> [EXCERPTED RECORDS]
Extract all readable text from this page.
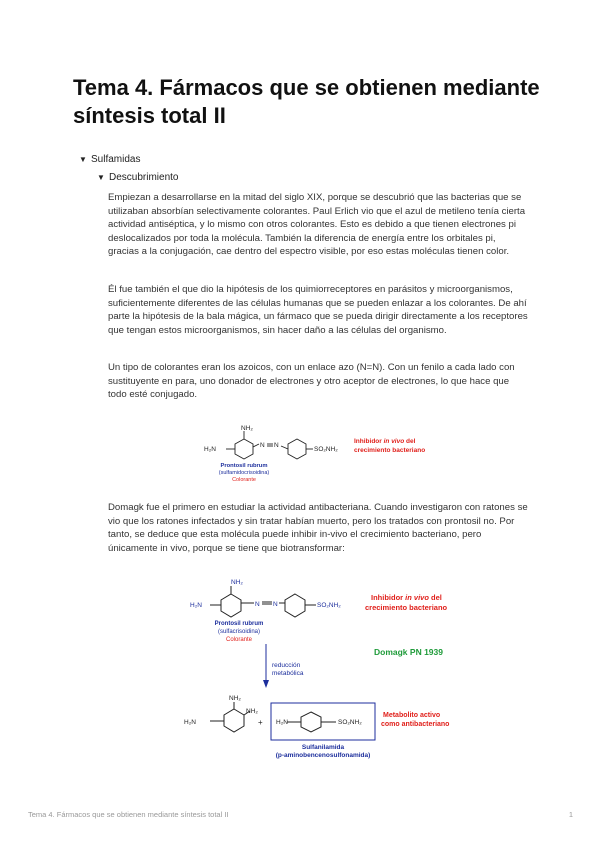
Tema 4. Fármacos que se obtienen mediante síntesis total II
▼ Sulfamidas
▼ Descubrimiento

Empiezan a desarrollarse en la mitad del siglo XIX, porque se descubrió que las bacterias que se utilizaban absorbían selectivamente colorantes. Paul Erlich vio que el azul de metileno tenía cierta actividad antiséptica, y lo mismo con otros colorantes. Esto es debido a que tienen electrones pi deslocalizados por toda la molécula. También la diferencia de energía entre los orbitales pi, gracias a la conjugación, cae dentro del espectro visible, por eso estas moléculas tienen color.

Él fue también el que dio la hipótesis de los quimiorreceptores en parásitos y microorganismos, suficientemente diferentes de las células humanas que se pueden enlazar a los colorantes. De ahí parte la hipótesis de la bala mágica, un fármaco que se pueda dirigir directamente a los receptores que tengan estos microorganismos, sin hacer daño a las células del organismo.

Un tipo de colorantes eran los azoicos, con un enlace azo (N=N). Con un fenilo a cada lado con sustituyente en para, uno donador de electrones y otro aceptor de electrones, lo que hace que todo esté conjugado.

NH₂
H₂N
N N
SO₂NH₂
Prontosil rubrum
(sulfamidocrisoidina)
Colorante
Inhibidor in vivo del
crecimiento bacteriano

Domagk fue el primero en estudiar la actividad antibacteriana. Cuando investigaron con ratones se vio que los ratones infectados y sin tratar habían muerto, pero los tratados con prontosil no. Por tanto, se deduce que esta molécula puede inhibir in-vivo el crecimiento bacteriano, pero únicamente in vivo, porque se tiene que biotransformar:

NH₂
H₂N	N N	SO₂NH₂
Prontosil rubrum
(sulfacrisoidina)
Colorante
Inhibidor in vivo del
crecimiento bacteriano
Domagk PN 1939
reducción
metabólica
NH₂
NH₂
H₂N	+ H₂N	SO₂NH₂
Sulfanilamida
(p-aminobencenosulfonamida)
Metabolito activo
como antibacteriano
Tema 4. Fármacos que se obtienen mediante síntesis total II	1
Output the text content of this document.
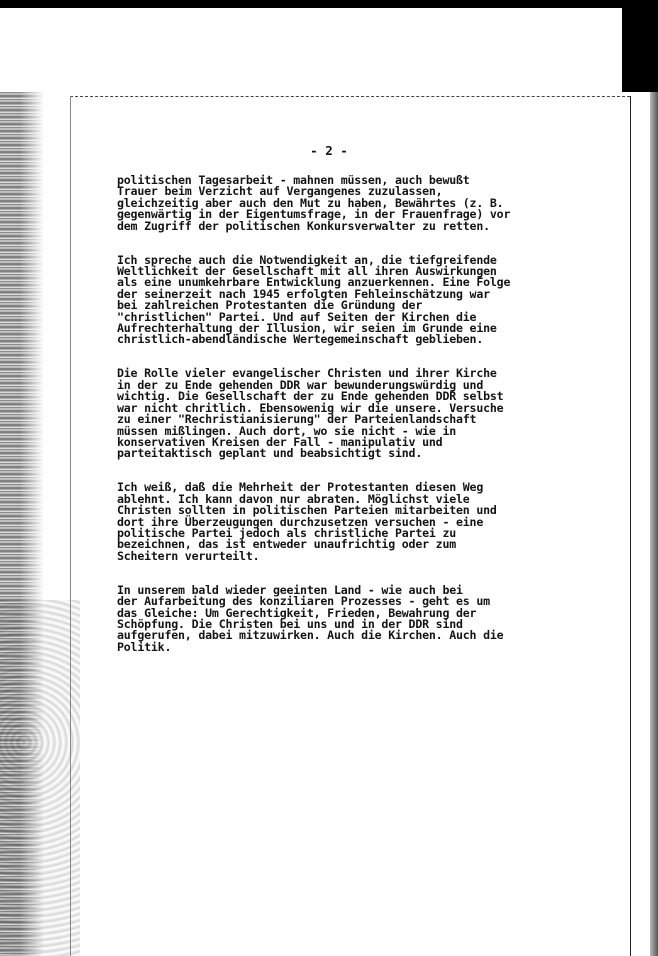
- 2 -
politischen Tagesarbeit - mahnen müssen, auch bewußt
Trauer beim Verzicht auf Vergangenes zuzulassen,
gleichzeitig aber auch den Mut zu haben, Bewährtes (z. B.
gegenwärtig in der Eigentumsfrage, in der Frauenfrage) vor
dem Zugriff der politischen Konkursverwalter zu retten.
Ich spreche auch die Notwendigkeit an, die tiefgreifende
Weltlichkeit der Gesellschaft mit all ihren Auswirkungen
als eine unumkehrbare Entwicklung anzuerkennen. Eine Folge
der seinerzeit nach 1945 erfolgten Fehleinschätzung war
bei zahlreichen Protestanten die Gründung der
"christlichen" Partei. Und auf Seiten der Kirchen die
Aufrechterhaltung der Illusion, wir seien im Grunde eine
christlich-abendländische Wertegemeinschaft geblieben.
Die Rolle vieler evangelischer Christen und ihrer Kirche
in der zu Ende gehenden DDR war bewunderungswürdig und
wichtig. Die Gesellschaft der zu Ende gehenden DDR selbst
war nicht chritlich. Ebensowenig wir die unsere. Versuche
zu einer "Rechristianisierung" der Parteienlandschaft
müssen mißlingen. Auch dort, wo sie nicht - wie in
konservativen Kreisen der Fall - manipulativ und
parteitaktisch geplant und beabsichtigt sind.
Ich weiß, daß die Mehrheit der Protestanten diesen Weg
ablehnt. Ich kann davon nur abraten. Möglichst viele
Christen sollten in politischen Parteien mitarbeiten und
dort ihre Überzeugungen durchzusetzen versuchen - eine
politische Partei jedoch als christliche Partei zu
bezeichnen, das ist entweder unaufrichtig oder zum
Scheitern verurteilt.
In unserem bald wieder geeinten Land - wie auch bei
der Aufarbeitung des konziliaren Prozesses - geht es um
das Gleiche: Um Gerechtigkeit, Frieden, Bewahrung der
Schöpfung. Die Christen bei uns und in der DDR sind
aufgerufen, dabei mitzuwirken. Auch die Kirchen. Auch die
Politik.
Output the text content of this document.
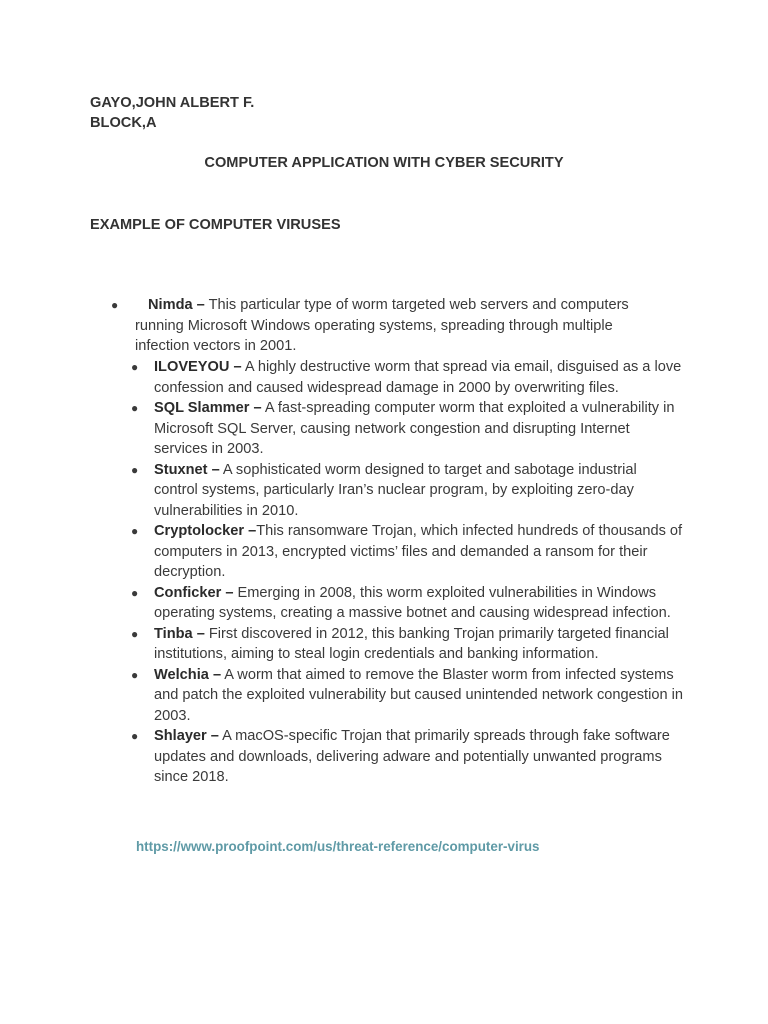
GAYO,JOHN ALBERT F.
BLOCK,A
COMPUTER APPLICATION WITH CYBER SECURITY
EXAMPLE OF COMPUTER VIRUSES
●	Nimda – This particular type of worm targeted web servers and computers
running Microsoft Windows operating systems, spreading through multiple
infection vectors in 2001.
● ILOVEYOU – A highly destructive worm that spread via email, disguised as a love confession and caused widespread damage in 2000 by overwriting files.
● SQL Slammer – A fast-spreading computer worm that exploited a vulnerability in Microsoft SQL Server, causing network congestion and disrupting Internet services in 2003.
● Stuxnet – A sophisticated worm designed to target and sabotage industrial control systems, particularly Iran’s nuclear program, by exploiting zero-day vulnerabilities in 2010.
● Cryptolocker –This ransomware Trojan, which infected hundreds of thousands of computers in 2013, encrypted victims’ files and demanded a ransom for their decryption.
● Conficker – Emerging in 2008, this worm exploited vulnerabilities in Windows operating systems, creating a massive botnet and causing widespread infection.
● Tinba – First discovered in 2012, this banking Trojan primarily targeted financial institutions, aiming to steal login credentials and banking information.
● Welchia – A worm that aimed to remove the Blaster worm from infected systems and patch the exploited vulnerability but caused unintended network congestion in 2003.
● Shlayer – A macOS-specific Trojan that primarily spreads through fake software updates and downloads, delivering adware and potentially unwanted programs since 2018.
https://www.proofpoint.com/us/threat-reference/computer-virus
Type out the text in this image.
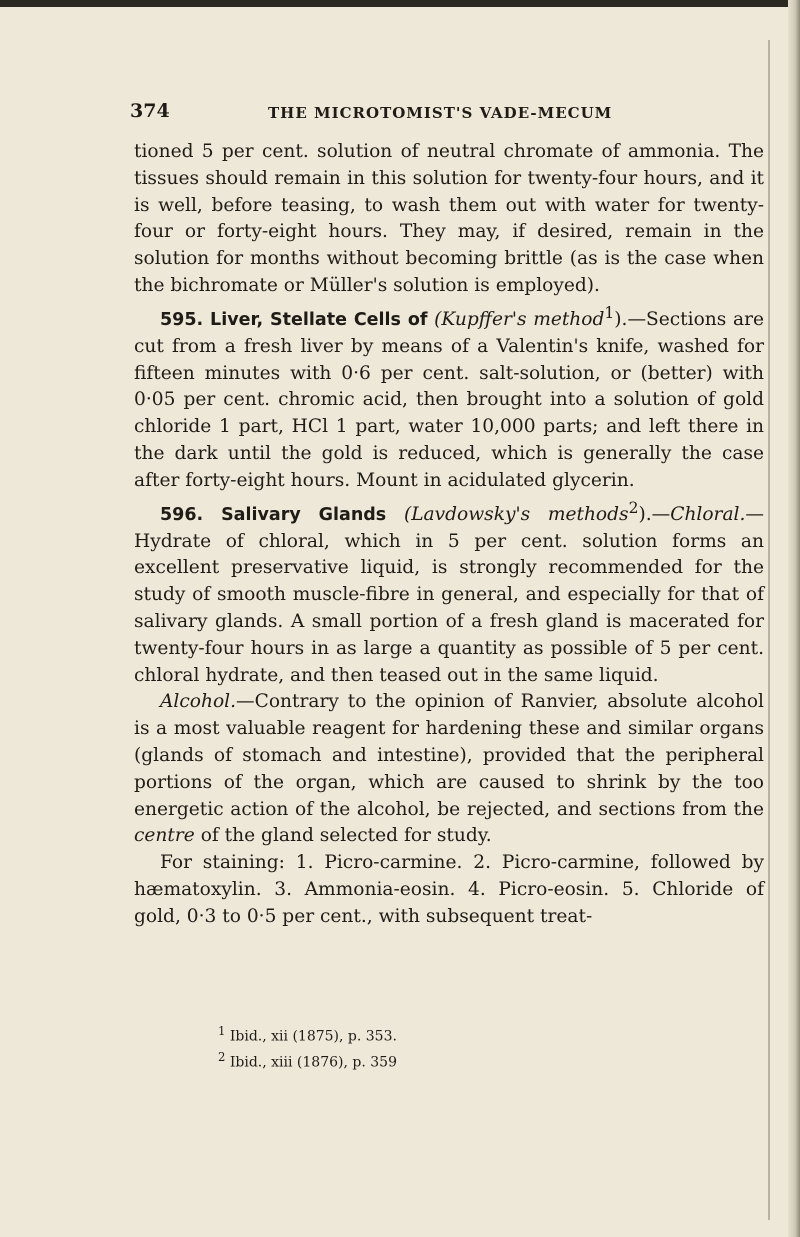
374	THE MICROTOMIST'S VADE-MECUM

tioned 5 per cent. solution of neutral chromate of ammonia. The tissues should remain in this solution for twenty-four hours, and it is well, before teasing, to wash them out with water for twenty-four or forty-eight hours. They may, if desired, remain in the solution for months without becoming brittle (as is the case when the bichromate or Müller's solution is employed).

595. Liver, Stellate Cells of (Kupffer's method$^1$).—Sections are cut from a fresh liver by means of a Valentin's knife, washed for fifteen minutes with 0·6 per cent. salt-solution, or (better) with 0·05 per cent. chromic acid, then brought into a solution of gold chloride 1 part, HCl 1 part, water 10,000 parts; and left there in the dark until the gold is reduced, which is generally the case after forty-eight hours. Mount in acidulated glycerin.

596. Salivary Glands (Lavdowsky's methods$^2$).—Chloral.— Hydrate of chloral, which in 5 per cent. solution forms an excellent preservative liquid, is strongly recommended for the study of smooth muscle-fibre in general, and especially for that of salivary glands. A small portion of a fresh gland is macerated for twenty-four hours in as large a quantity as possible of 5 per cent. chloral hydrate, and then teased out in the same liquid.

Alcohol.—Contrary to the opinion of Ranvier, absolute alcohol is a most valuable reagent for hardening these and similar organs (glands of stomach and intestine), provided that the peripheral portions of the organ, which are caused to shrink by the too energetic action of the alcohol, be rejected, and sections from the centre of the gland selected for study.

For staining: 1. Picro-carmine. 2. Picro-carmine, followed by hæmatoxylin. 3. Ammonia-eosin. 4. Picro-eosin. 5. Chloride of gold, 0·3 to 0·5 per cent., with subsequent treat-

$^1$ Ibid., xii (1875), p. 353.
$^2$ Ibid., xiii (1876), p. 359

> [EXERCISE]
Reproduce the material word for word, pictures excluded.

> [ANSWER TO THIS EXERCISE]
Extract all readable text from this page.
Tema 4. Fármacos que se obtienen mediante síntesis total II
▼ Sulfamidas
▼ Descubrimiento

Empiezan a desarrollarse en la mitad del siglo XIX, porque se descubrió que las bacterias que se utilizaban absorbían selectivamente colorantes. Paul Erlich vio que el azul de metileno tenía cierta actividad antiséptica, y lo mismo con otros colorantes. Esto es debido a que tienen electrones pi deslocalizados por toda la molécula. También la diferencia de energía entre los orbitales pi, gracias a la conjugación, cae dentro del espectro visible, por eso estas moléculas tienen color.

Él fue también el que dio la hipótesis de los quimiorreceptores en parásitos y microorganismos, suficientemente diferentes de las células humanas que se pueden enlazar a los colorantes. De ahí parte la hipótesis de la bala mágica, un fármaco que se pueda dirigir directamente a los receptores que tengan estos microorganismos, sin hacer daño a las células del organismo.

Un tipo de colorantes eran los azoicos, con un enlace azo (N=N). Con un fenilo a cada lado con sustituyente en para, uno donador de electrones y otro aceptor de electrones, lo que hace que todo esté conjugado.

NH₂
H₂N
N N
SO₂NH₂
Prontosil rubrum
(sulfamidocrisoidina)
Colorante
Inhibidor in vivo del
crecimiento bacteriano

Domagk fue el primero en estudiar la actividad antibacteriana. Cuando investigaron con ratones se vio que los ratones infectados y sin tratar habían muerto, pero los tratados con prontosil no. Por tanto, se deduce que esta molécula puede inhibir in-vivo el crecimiento bacteriano, pero únicamente in vivo, porque se tiene que biotransformar:

NH₂
H₂N	N N	SO₂NH₂
Prontosil rubrum
(sulfacrisoidina)
Colorante
Inhibidor in vivo del
crecimiento bacteriano
Domagk PN 1939
reducción
metabólica
NH₂
NH₂
H₂N	+ H₂N	SO₂NH₂
Sulfanilamida
(p-aminobencenosulfonamida)
Metabolito activo
como antibacteriano
Tema 4. Fármacos que se obtienen mediante síntesis total II	1
Output the text content of this document.
- 2 -
politischen Tagesarbeit - mahnen müssen, auch bewußt
Trauer beim Verzicht auf Vergangenes zuzulassen,
gleichzeitig aber auch den Mut zu haben, Bewährtes (z. B.
gegenwärtig in der Eigentumsfrage, in der Frauenfrage) vor
dem Zugriff der politischen Konkursverwalter zu retten.
Ich spreche auch die Notwendigkeit an, die tiefgreifende
Weltlichkeit der Gesellschaft mit all ihren Auswirkungen
als eine unumkehrbare Entwicklung anzuerkennen. Eine Folge
der seinerzeit nach 1945 erfolgten Fehleinschätzung war
bei zahlreichen Protestanten die Gründung der
"christlichen" Partei. Und auf Seiten der Kirchen die
Aufrechterhaltung der Illusion, wir seien im Grunde eine
christlich-abendländische Wertegemeinschaft geblieben.
Die Rolle vieler evangelischer Christen und ihrer Kirche
in der zu Ende gehenden DDR war bewunderungswürdig und
wichtig. Die Gesellschaft der zu Ende gehenden DDR selbst
war nicht chritlich. Ebensowenig wir die unsere. Versuche
zu einer "Rechristianisierung" der Parteienlandschaft
müssen mißlingen. Auch dort, wo sie nicht - wie in
konservativen Kreisen der Fall - manipulativ und
parteitaktisch geplant und beabsichtigt sind.
Ich weiß, daß die Mehrheit der Protestanten diesen Weg
ablehnt. Ich kann davon nur abraten. Möglichst viele
Christen sollten in politischen Parteien mitarbeiten und
dort ihre Überzeugungen durchzusetzen versuchen - eine
politische Partei jedoch als christliche Partei zu
bezeichnen, das ist entweder unaufrichtig oder zum
Scheitern verurteilt.
In unserem bald wieder geeinten Land - wie auch bei
der Aufarbeitung des konziliaren Prozesses - geht es um
das Gleiche: Um Gerechtigkeit, Frieden, Bewahrung der
Schöpfung. Die Christen bei uns und in der DDR sind
aufgerufen, dabei mitzuwirken. Auch die Kirchen. Auch die
Politik.
Output the text content of this document.
GAYO,JOHN ALBERT F.
BLOCK,A
COMPUTER APPLICATION WITH CYBER SECURITY
EXAMPLE OF COMPUTER VIRUSES
●	Nimda – This particular type of worm targeted web servers and computers
running Microsoft Windows operating systems, spreading through multiple
infection vectors in 2001.
● ILOVEYOU – A highly destructive worm that spread via email, disguised as a love confession and caused widespread damage in 2000 by overwriting files.
● SQL Slammer – A fast-spreading computer worm that exploited a vulnerability in Microsoft SQL Server, causing network congestion and disrupting Internet services in 2003.
● Stuxnet – A sophisticated worm designed to target and sabotage industrial control systems, particularly Iran’s nuclear program, by exploiting zero-day vulnerabilities in 2010.
● Cryptolocker –This ransomware Trojan, which infected hundreds of thousands of computers in 2013, encrypted victims’ files and demanded a ransom for their decryption.
● Conficker – Emerging in 2008, this worm exploited vulnerabilities in Windows operating systems, creating a massive botnet and causing widespread infection.
● Tinba – First discovered in 2012, this banking Trojan primarily targeted financial institutions, aiming to steal login credentials and banking information.
● Welchia – A worm that aimed to remove the Blaster worm from infected systems and patch the exploited vulnerability but caused unintended network congestion in 2003.
● Shlayer – A macOS-specific Trojan that primarily spreads through fake software updates and downloads, delivering adware and potentially unwanted programs since 2018.
https://www.proofpoint.com/us/threat-reference/computer-virus
Type out the text in this image.
374	THE MICROTOMIST'S VADE-MECUM

tioned 5 per cent. solution of neutral chromate of ammonia. The tissues should remain in this solution for twenty-four hours, and it is well, before teasing, to wash them out with water for twenty-four or forty-eight hours. They may, if desired, remain in the solution for months without becoming brittle (as is the case when the bichromate or Müller's solution is employed).

595. Liver, Stellate Cells of (Kupffer's method$^1$).—Sections are cut from a fresh liver by means of a Valentin's knife, washed for fifteen minutes with 0·6 per cent. salt-solution, or (better) with 0·05 per cent. chromic acid, then brought into a solution of gold chloride 1 part, HCl 1 part, water 10,000 parts; and left there in the dark until the gold is reduced, which is generally the case after forty-eight hours. Mount in acidulated glycerin.

596. Salivary Glands (Lavdowsky's methods$^2$).—Chloral.— Hydrate of chloral, which in 5 per cent. solution forms an excellent preservative liquid, is strongly recommended for the study of smooth muscle-fibre in general, and especially for that of salivary glands. A small portion of a fresh gland is macerated for twenty-four hours in as large a quantity as possible of 5 per cent. chloral hydrate, and then teased out in the same liquid.

Alcohol.—Contrary to the opinion of Ranvier, absolute alcohol is a most valuable reagent for hardening these and similar organs (glands of stomach and intestine), provided that the peripheral portions of the organ, which are caused to shrink by the too energetic action of the alcohol, be rejected, and sections from the centre of the gland selected for study.

For staining: 1. Picro-carmine. 2. Picro-carmine, followed by hæmatoxylin. 3. Ammonia-eosin. 4. Picro-eosin. 5. Chloride of gold, 0·3 to 0·5 per cent., with subsequent treat-

$^1$ Ibid., xii (1875), p. 353.
$^2$ Ibid., xiii (1876), p. 359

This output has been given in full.